Layout element entries
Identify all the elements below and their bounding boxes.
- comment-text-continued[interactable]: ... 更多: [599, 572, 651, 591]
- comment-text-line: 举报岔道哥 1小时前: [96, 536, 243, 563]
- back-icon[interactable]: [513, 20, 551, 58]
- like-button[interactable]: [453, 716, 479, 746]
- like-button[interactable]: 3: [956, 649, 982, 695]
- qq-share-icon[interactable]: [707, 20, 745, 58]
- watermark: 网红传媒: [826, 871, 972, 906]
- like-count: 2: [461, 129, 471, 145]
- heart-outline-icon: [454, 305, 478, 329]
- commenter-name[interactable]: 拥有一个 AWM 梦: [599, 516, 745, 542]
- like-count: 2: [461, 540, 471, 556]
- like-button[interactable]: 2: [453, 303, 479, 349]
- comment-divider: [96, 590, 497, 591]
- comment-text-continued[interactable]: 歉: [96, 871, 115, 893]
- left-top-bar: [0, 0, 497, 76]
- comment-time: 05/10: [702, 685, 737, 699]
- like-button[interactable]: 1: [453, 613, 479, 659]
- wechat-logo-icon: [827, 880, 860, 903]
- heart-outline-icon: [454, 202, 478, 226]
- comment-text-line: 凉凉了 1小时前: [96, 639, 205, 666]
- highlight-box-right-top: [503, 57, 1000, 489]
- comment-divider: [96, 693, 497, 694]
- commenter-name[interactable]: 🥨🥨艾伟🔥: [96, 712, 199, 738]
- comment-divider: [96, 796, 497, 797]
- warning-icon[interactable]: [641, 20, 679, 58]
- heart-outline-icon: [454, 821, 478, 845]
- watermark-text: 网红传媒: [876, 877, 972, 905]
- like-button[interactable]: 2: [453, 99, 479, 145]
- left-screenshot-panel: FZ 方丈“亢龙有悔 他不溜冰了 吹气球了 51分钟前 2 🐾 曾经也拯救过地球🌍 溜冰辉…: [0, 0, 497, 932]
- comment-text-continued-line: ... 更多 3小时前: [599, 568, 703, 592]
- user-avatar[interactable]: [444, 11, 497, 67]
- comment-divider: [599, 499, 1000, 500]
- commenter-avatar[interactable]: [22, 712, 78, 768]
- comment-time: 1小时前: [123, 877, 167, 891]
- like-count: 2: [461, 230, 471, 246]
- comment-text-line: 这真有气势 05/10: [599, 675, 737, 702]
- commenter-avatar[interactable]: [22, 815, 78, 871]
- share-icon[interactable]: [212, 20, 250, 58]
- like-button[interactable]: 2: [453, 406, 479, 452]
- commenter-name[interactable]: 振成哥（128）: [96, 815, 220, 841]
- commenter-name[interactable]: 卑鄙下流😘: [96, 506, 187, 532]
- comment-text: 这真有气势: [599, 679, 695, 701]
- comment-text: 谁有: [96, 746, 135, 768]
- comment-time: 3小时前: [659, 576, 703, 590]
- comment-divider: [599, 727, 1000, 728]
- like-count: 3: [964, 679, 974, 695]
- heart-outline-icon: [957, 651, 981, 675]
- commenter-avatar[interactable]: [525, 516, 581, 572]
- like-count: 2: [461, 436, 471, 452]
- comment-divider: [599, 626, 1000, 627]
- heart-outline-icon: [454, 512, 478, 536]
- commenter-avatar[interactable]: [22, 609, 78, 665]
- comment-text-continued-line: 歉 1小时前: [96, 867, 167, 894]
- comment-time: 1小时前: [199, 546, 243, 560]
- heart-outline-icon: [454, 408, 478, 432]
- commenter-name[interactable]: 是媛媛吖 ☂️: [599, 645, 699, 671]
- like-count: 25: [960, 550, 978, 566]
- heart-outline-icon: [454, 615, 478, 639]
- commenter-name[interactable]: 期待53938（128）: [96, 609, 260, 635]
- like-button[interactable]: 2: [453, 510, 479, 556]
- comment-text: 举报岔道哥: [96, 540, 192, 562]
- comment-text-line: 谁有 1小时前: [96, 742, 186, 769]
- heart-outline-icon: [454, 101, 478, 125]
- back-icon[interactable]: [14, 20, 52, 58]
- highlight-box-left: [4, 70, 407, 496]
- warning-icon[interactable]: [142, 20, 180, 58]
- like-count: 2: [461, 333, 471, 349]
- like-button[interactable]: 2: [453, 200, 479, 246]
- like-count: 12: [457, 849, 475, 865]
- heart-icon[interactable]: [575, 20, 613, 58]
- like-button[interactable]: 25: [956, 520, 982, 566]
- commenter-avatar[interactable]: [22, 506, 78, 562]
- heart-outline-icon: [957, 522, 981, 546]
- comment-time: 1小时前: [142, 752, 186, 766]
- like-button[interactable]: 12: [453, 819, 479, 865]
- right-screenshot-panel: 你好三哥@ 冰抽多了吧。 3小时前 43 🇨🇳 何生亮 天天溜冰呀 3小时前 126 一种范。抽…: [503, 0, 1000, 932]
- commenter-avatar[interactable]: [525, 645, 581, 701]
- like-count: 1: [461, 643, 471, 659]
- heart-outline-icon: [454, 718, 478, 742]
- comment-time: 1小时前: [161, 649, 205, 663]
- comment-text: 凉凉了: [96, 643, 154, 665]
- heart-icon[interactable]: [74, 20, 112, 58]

**JOB**. Copy the records above line for line, with no changes.

**ANSWER TO THIS EXERCISE**.
Identify all the elements below and their bounding boxes.
- comment-text-continued[interactable]: ... 更多: [599, 572, 651, 591]
- comment-text-line: 举报岔道哥 1小时前: [96, 536, 243, 563]
- back-icon[interactable]: [513, 20, 551, 58]
- like-button[interactable]: [453, 716, 479, 746]
- like-button[interactable]: 3: [956, 649, 982, 695]
- qq-share-icon[interactable]: [707, 20, 745, 58]
- watermark: 网红传媒: [826, 871, 972, 906]
- like-count: 2: [461, 129, 471, 145]
- heart-outline-icon: [454, 305, 478, 329]
- commenter-name[interactable]: 拥有一个 AWM 梦: [599, 516, 745, 542]
- like-count: 2: [461, 540, 471, 556]
- like-button[interactable]: 2: [453, 303, 479, 349]
- comment-divider: [96, 590, 497, 591]
- comment-text-continued[interactable]: 歉: [96, 871, 115, 893]
- left-top-bar: [0, 0, 497, 76]
- comment-time: 05/10: [702, 685, 737, 699]
- like-button[interactable]: 1: [453, 613, 479, 659]
- wechat-logo-icon: [827, 880, 860, 903]
- heart-outline-icon: [454, 202, 478, 226]
- comment-text-line: 凉凉了 1小时前: [96, 639, 205, 666]
- highlight-box-right-top: [503, 57, 1000, 489]
- comment-divider: [96, 693, 497, 694]
- commenter-name[interactable]: 🥨🥨艾伟🔥: [96, 712, 199, 738]
- comment-divider: [96, 796, 497, 797]
- warning-icon[interactable]: [641, 20, 679, 58]
- heart-outline-icon: [454, 821, 478, 845]
- watermark-text: 网红传媒: [876, 877, 972, 905]
- like-button[interactable]: 2: [453, 99, 479, 145]
- left-screenshot-panel: FZ 方丈“亢龙有悔 他不溜冰了 吹气球了 51分钟前 2 🐾 曾经也拯救过地球🌍 溜冰辉…: [0, 0, 497, 932]
- comment-text-continued-line: ... 更多 3小时前: [599, 568, 703, 592]
- user-avatar[interactable]: [444, 11, 497, 67]
- comment-divider: [599, 499, 1000, 500]
- commenter-avatar[interactable]: [22, 712, 78, 768]
- comment-time: 1小时前: [123, 877, 167, 891]
- like-count: 2: [461, 230, 471, 246]
- comment-text-line: 这真有气势 05/10: [599, 675, 737, 702]
- commenter-avatar[interactable]: [22, 815, 78, 871]
- share-icon[interactable]: [212, 20, 250, 58]
- like-button[interactable]: 2: [453, 406, 479, 452]
- commenter-name[interactable]: 振成哥（128）: [96, 815, 220, 841]
- commenter-name[interactable]: 卑鄙下流😘: [96, 506, 187, 532]
- comment-text: 这真有气势: [599, 679, 695, 701]
- comment-text: 谁有: [96, 746, 135, 768]
- comment-time: 3小时前: [659, 576, 703, 590]
- comment-divider: [599, 727, 1000, 728]
- like-count: 3: [964, 679, 974, 695]
- heart-outline-icon: [957, 651, 981, 675]
- commenter-avatar[interactable]: [525, 516, 581, 572]
- like-count: 2: [461, 436, 471, 452]
- comment-divider: [599, 626, 1000, 627]
- heart-outline-icon: [454, 512, 478, 536]
- commenter-avatar[interactable]: [22, 609, 78, 665]
- comment-text-continued-line: 歉 1小时前: [96, 867, 167, 894]
- comment-time: 1小时前: [199, 546, 243, 560]
- heart-outline-icon: [454, 408, 478, 432]
- commenter-name[interactable]: 是媛媛吖 ☂️: [599, 645, 699, 671]
- like-count: 25: [960, 550, 978, 566]
- heart-outline-icon: [454, 615, 478, 639]
- commenter-name[interactable]: 期待53938（128）: [96, 609, 260, 635]
- like-button[interactable]: 2: [453, 510, 479, 556]
- comment-text: 举报岔道哥: [96, 540, 192, 562]
- comment-text-line: 谁有 1小时前: [96, 742, 186, 769]
- heart-outline-icon: [454, 101, 478, 125]
- back-icon[interactable]: [14, 20, 52, 58]
- highlight-box-left: [4, 70, 407, 496]
- warning-icon[interactable]: [142, 20, 180, 58]
- like-count: 2: [461, 333, 471, 349]
- like-button[interactable]: 2: [453, 200, 479, 246]
- like-count: 12: [457, 849, 475, 865]
- heart-icon[interactable]: [575, 20, 613, 58]
- like-button[interactable]: 25: [956, 520, 982, 566]
- commenter-avatar[interactable]: [22, 506, 78, 562]
- heart-outline-icon: [957, 522, 981, 546]
- comment-time: 1小时前: [142, 752, 186, 766]
- like-button[interactable]: 12: [453, 819, 479, 865]
- right-screenshot-panel: 你好三哥@ 冰抽多了吧。 3小时前 43 🇨🇳 何生亮 天天溜冰呀 3小时前 126 一种范。抽…: [503, 0, 1000, 932]
- commenter-avatar[interactable]: [525, 645, 581, 701]
- like-count: 1: [461, 643, 471, 659]
- heart-outline-icon: [454, 718, 478, 742]
- comment-time: 1小时前: [161, 649, 205, 663]
- comment-text: 凉凉了: [96, 643, 154, 665]
- heart-icon[interactable]: [74, 20, 112, 58]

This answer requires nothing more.